Exercise goal
Search the listing below for "name". Copy each matching line.

(Stored data)
★ ★ ★ ★ ★ ★ ★

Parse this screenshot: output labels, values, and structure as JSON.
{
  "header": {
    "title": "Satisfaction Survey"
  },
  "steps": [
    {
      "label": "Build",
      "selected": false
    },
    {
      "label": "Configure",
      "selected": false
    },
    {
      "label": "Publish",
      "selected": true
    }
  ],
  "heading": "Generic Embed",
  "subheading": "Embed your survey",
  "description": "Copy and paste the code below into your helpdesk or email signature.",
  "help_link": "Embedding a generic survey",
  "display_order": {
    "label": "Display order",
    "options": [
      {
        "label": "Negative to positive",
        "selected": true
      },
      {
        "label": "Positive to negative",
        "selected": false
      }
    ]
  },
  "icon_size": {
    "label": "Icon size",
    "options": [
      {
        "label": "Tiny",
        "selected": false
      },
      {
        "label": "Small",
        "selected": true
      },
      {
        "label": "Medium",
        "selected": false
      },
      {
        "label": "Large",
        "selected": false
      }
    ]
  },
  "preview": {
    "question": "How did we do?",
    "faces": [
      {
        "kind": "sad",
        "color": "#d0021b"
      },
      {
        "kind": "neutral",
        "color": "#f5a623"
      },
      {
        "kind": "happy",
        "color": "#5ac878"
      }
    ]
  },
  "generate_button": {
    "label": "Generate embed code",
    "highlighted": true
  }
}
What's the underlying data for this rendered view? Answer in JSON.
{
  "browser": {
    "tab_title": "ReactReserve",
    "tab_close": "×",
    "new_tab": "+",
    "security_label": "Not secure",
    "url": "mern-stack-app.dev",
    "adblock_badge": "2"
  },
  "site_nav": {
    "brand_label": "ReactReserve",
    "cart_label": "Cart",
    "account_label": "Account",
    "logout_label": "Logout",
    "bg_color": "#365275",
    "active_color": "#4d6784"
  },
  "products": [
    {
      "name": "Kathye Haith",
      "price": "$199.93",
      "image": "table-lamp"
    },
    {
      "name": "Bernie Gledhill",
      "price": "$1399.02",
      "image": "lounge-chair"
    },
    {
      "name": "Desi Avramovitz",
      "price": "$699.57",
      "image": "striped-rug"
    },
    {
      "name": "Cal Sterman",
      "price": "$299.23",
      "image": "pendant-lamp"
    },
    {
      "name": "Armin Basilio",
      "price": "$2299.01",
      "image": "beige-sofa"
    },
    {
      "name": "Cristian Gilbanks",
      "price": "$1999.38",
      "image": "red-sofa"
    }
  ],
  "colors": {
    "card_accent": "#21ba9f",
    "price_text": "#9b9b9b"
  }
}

★ ★ ★ ★ ★ ★ ★

Completed exercise
      "name": "Kathye Haith",
      "name": "Bernie Gledhill",
      "name": "Desi Avramovitz",
      "name": "Cal Sterman",
      "name": "Armin Basilio",
      "name": "Cristian Gilbanks",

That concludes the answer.